:: Data records

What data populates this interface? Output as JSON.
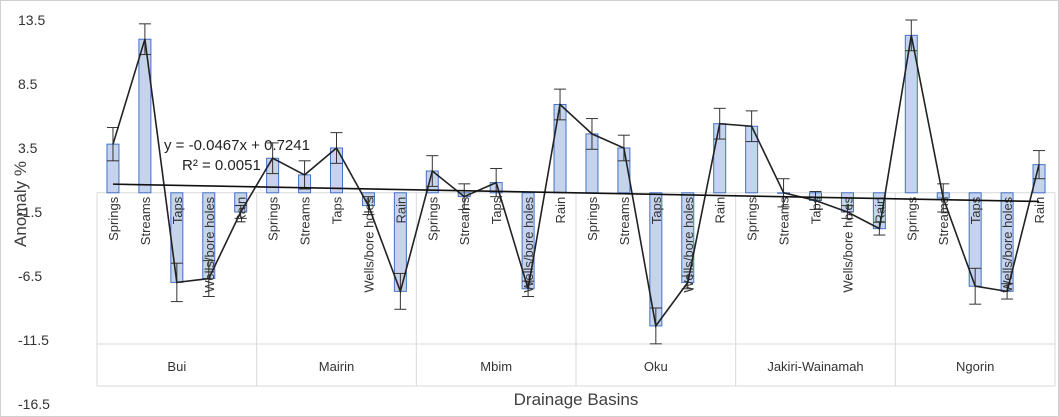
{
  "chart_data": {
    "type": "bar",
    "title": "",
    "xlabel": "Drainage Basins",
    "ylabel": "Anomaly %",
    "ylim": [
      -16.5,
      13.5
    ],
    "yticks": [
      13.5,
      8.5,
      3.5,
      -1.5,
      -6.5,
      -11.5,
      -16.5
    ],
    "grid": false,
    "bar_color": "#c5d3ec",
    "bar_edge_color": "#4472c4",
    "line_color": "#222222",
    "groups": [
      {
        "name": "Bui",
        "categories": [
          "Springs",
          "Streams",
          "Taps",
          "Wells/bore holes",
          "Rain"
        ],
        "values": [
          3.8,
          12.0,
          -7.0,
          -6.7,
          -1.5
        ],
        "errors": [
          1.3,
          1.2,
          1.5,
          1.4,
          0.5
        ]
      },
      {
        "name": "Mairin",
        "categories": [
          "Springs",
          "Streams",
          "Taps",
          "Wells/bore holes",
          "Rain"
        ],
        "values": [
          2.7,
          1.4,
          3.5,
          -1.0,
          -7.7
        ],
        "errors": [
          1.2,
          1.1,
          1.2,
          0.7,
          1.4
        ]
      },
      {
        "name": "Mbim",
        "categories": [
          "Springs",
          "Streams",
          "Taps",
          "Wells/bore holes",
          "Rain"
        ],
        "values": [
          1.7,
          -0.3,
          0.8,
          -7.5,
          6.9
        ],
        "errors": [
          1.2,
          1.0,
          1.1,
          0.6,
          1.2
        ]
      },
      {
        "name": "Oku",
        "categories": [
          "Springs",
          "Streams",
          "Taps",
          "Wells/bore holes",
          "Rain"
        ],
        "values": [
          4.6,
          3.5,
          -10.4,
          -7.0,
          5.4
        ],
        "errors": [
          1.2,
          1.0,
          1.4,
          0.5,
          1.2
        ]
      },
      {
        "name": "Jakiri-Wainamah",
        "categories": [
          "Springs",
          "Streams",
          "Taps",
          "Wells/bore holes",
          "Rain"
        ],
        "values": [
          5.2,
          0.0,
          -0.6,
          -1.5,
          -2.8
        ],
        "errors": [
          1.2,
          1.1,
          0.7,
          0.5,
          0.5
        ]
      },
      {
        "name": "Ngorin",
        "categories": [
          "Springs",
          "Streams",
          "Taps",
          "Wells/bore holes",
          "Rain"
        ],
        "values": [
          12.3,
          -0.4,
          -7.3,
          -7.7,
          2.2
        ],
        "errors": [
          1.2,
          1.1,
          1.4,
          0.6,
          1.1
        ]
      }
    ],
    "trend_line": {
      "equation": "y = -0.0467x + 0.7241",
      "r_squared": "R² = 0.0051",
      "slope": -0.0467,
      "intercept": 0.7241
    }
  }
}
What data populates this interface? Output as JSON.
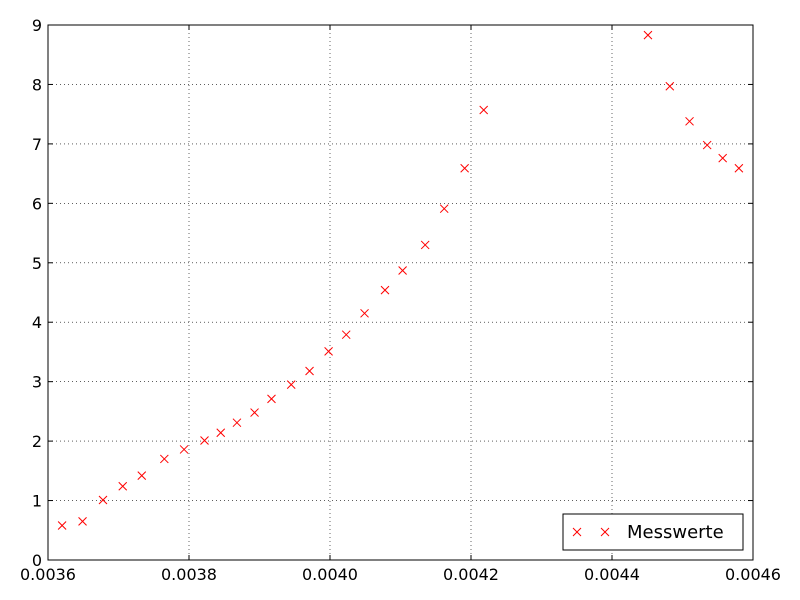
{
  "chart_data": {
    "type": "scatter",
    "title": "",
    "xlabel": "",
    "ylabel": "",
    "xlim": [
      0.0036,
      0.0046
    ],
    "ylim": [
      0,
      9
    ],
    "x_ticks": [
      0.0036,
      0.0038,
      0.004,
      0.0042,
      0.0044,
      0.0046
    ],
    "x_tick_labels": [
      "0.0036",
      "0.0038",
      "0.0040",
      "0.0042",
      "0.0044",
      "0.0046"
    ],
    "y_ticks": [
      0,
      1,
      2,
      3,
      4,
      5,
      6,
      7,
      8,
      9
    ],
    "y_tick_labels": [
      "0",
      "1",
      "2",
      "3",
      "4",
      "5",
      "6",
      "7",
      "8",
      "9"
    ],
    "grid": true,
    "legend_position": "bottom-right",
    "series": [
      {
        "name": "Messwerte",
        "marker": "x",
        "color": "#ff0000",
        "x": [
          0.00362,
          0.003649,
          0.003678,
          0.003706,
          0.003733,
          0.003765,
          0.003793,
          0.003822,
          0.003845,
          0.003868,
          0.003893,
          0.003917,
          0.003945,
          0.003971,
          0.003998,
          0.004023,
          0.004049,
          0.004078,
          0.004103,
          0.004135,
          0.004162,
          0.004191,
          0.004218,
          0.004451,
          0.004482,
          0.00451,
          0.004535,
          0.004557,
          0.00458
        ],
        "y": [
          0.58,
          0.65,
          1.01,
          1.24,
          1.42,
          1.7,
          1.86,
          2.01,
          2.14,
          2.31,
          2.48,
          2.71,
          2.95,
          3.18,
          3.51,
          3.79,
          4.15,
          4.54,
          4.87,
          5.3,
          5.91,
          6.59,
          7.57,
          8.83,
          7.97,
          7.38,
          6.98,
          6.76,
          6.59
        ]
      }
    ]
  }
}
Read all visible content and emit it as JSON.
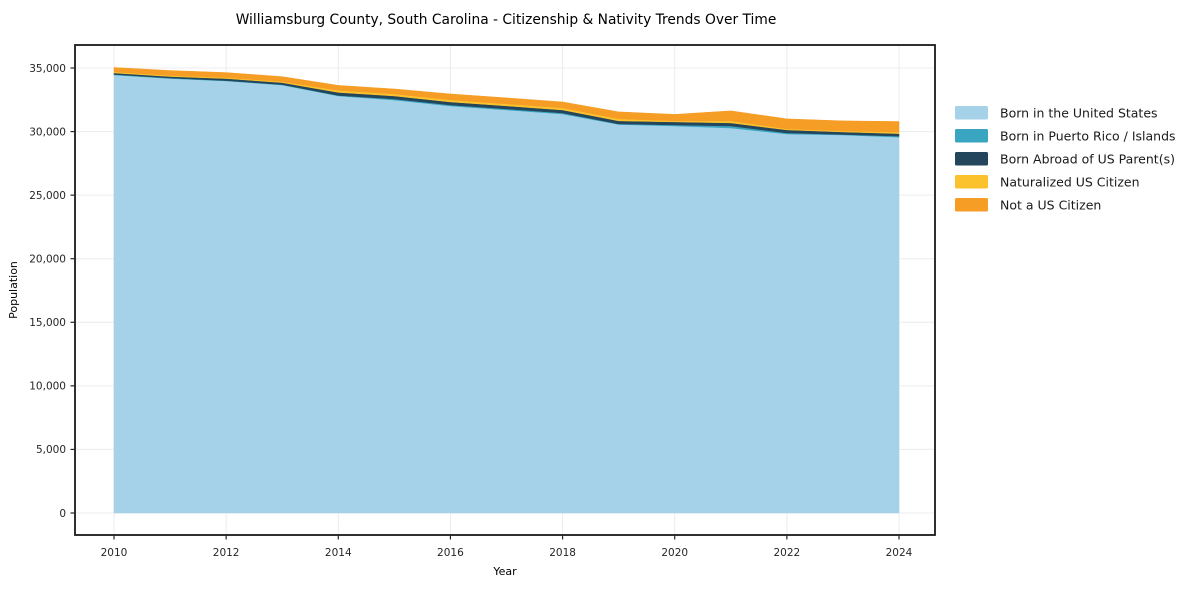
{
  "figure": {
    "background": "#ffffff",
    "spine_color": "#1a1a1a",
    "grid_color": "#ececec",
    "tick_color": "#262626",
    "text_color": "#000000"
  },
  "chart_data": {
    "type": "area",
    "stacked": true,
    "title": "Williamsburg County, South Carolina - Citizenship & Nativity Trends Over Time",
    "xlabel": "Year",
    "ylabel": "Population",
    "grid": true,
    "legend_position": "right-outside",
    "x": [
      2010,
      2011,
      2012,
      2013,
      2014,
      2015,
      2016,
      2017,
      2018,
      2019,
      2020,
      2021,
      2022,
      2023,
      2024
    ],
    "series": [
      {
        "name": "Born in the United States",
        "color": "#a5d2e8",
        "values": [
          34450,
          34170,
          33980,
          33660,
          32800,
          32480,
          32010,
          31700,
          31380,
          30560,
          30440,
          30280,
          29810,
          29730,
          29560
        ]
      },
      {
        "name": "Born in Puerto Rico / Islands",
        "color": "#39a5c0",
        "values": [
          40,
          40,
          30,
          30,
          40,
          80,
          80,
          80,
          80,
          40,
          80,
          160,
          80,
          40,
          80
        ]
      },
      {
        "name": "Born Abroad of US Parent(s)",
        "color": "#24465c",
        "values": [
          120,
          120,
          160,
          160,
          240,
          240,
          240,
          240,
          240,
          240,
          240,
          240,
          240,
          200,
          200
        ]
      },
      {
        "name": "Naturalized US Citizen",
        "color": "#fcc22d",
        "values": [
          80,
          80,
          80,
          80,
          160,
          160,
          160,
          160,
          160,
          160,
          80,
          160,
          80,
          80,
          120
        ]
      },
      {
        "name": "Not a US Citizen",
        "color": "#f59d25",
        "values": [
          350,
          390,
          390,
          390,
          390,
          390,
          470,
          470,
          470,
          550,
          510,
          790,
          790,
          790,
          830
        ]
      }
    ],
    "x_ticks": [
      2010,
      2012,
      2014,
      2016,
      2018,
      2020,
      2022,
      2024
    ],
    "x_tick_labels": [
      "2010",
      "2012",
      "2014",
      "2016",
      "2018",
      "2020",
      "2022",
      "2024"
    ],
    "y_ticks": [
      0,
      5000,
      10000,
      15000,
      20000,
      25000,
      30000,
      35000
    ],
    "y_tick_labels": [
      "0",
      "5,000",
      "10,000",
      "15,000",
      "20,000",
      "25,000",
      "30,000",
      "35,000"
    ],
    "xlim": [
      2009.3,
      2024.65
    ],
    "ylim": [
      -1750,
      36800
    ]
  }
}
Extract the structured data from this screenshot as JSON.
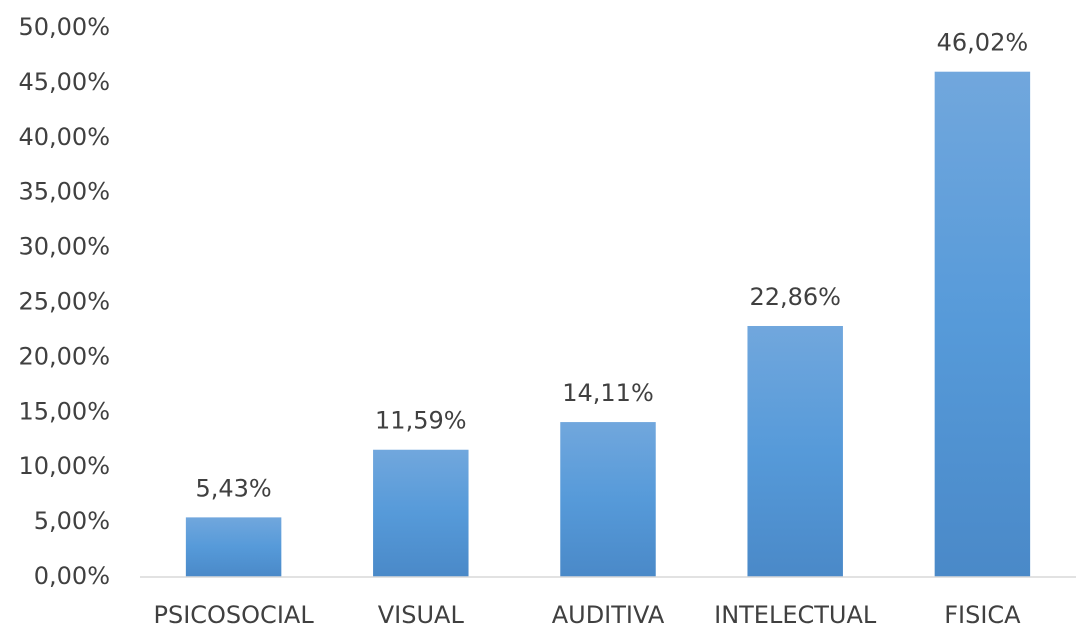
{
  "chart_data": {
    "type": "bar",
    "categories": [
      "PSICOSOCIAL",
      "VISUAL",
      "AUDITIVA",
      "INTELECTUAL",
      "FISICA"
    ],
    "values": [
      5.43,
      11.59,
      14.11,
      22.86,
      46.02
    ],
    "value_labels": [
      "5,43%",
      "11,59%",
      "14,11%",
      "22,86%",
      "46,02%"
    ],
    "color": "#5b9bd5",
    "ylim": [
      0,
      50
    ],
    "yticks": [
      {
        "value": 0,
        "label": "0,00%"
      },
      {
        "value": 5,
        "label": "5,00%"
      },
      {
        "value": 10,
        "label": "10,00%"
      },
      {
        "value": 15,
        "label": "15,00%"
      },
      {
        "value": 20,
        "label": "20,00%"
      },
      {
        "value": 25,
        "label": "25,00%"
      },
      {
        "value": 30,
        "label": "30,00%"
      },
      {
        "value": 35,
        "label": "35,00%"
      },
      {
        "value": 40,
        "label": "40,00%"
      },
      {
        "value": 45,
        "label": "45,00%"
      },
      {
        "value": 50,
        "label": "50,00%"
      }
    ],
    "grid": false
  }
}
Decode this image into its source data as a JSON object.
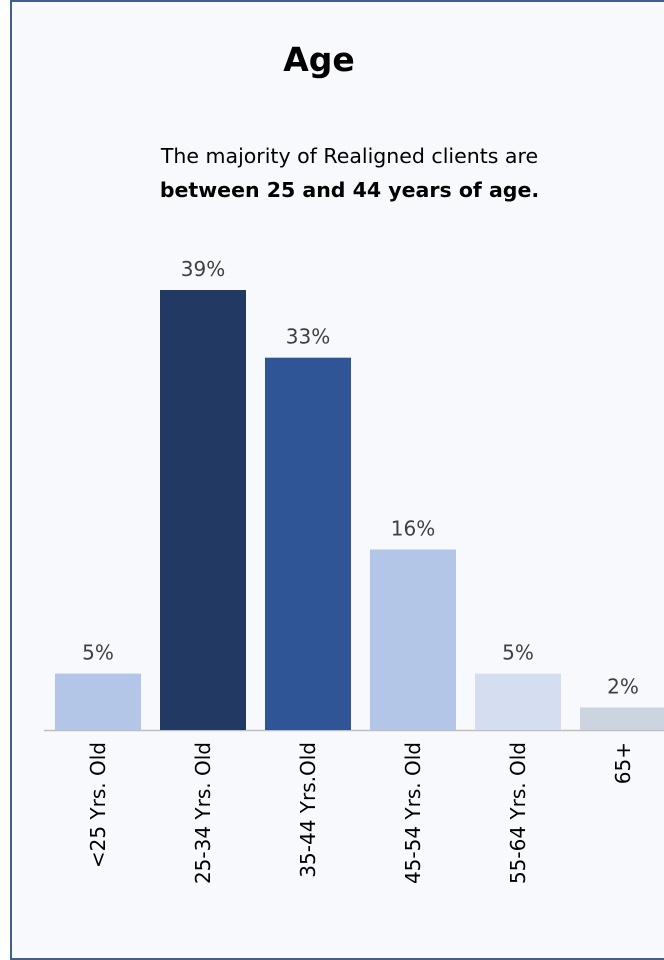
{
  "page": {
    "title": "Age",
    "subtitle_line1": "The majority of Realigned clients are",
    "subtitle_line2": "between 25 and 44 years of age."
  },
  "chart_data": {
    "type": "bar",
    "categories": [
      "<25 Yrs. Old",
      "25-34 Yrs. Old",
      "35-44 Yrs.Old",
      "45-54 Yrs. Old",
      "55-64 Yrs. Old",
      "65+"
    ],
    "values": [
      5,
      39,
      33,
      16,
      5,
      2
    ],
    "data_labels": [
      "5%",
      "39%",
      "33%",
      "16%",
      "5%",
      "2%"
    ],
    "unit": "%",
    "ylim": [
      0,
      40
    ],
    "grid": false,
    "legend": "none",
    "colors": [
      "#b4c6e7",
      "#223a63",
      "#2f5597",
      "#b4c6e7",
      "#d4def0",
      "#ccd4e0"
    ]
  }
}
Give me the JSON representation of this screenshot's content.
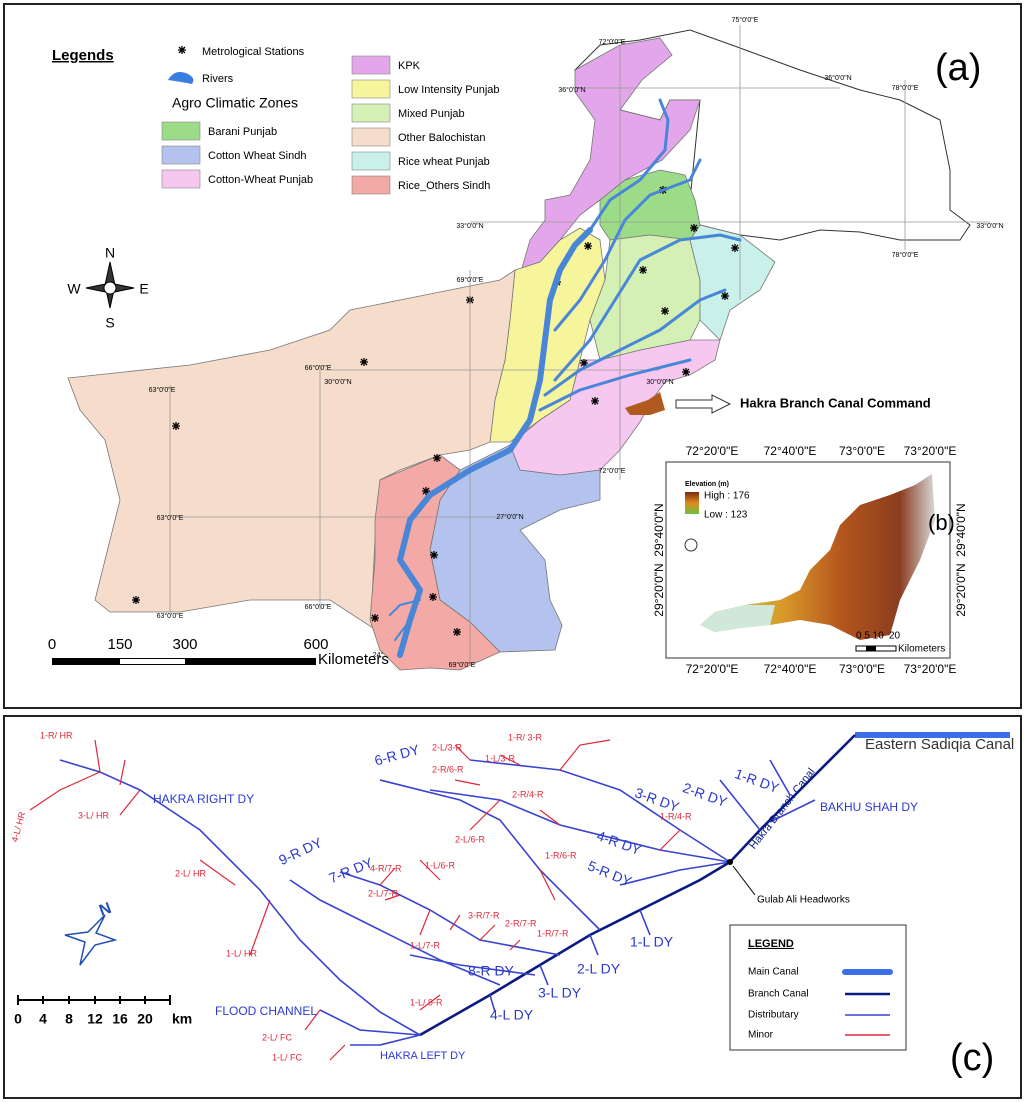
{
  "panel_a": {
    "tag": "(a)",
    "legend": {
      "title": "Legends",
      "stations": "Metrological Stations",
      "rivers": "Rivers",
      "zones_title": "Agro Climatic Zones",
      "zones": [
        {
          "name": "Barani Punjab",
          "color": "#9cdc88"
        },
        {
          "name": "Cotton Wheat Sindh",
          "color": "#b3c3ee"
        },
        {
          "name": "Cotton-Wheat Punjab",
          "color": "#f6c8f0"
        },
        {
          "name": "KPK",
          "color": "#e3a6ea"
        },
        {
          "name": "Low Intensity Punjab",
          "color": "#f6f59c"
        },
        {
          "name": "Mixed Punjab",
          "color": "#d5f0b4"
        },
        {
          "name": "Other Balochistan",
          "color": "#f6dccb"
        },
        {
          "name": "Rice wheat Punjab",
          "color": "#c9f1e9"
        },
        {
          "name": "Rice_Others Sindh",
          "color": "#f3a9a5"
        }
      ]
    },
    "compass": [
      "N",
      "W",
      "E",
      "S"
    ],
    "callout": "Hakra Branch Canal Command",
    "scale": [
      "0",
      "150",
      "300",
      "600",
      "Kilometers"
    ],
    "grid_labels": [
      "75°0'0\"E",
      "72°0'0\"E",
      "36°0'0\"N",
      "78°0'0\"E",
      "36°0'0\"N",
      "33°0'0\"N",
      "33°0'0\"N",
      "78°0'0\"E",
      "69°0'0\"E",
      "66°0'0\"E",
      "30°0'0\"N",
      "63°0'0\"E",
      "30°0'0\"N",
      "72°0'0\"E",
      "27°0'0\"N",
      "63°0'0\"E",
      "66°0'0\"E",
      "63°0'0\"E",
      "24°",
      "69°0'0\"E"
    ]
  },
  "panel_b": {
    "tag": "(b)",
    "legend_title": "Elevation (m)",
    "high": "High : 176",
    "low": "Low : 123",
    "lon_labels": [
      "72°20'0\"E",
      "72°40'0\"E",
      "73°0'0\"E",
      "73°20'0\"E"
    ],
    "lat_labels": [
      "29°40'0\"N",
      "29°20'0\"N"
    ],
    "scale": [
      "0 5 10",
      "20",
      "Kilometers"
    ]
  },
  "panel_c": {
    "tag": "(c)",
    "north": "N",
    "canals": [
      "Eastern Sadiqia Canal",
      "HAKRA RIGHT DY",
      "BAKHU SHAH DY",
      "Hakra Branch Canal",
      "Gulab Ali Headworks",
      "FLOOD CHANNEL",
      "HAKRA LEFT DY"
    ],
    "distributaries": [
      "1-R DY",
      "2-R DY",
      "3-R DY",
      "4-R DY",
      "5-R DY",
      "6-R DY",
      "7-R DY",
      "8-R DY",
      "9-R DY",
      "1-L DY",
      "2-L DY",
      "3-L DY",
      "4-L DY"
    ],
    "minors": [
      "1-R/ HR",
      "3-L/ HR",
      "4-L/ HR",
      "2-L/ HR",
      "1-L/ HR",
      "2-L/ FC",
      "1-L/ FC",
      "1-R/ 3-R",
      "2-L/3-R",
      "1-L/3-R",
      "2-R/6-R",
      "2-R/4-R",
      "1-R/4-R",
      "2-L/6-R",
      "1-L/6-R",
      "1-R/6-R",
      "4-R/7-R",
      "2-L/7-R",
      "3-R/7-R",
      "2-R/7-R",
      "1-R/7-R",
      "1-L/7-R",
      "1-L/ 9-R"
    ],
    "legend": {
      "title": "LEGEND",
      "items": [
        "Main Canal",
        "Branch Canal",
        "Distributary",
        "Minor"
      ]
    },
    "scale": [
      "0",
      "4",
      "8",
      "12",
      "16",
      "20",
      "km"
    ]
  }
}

::::

**Exercise**
Pull out each line of the records holding the string "Born".

**Exercise output**
        "name": "Born in the United States",
        "name": "Born in Puerto Rico / Islands",
        "name": "Born Abroad of US Parent(s)",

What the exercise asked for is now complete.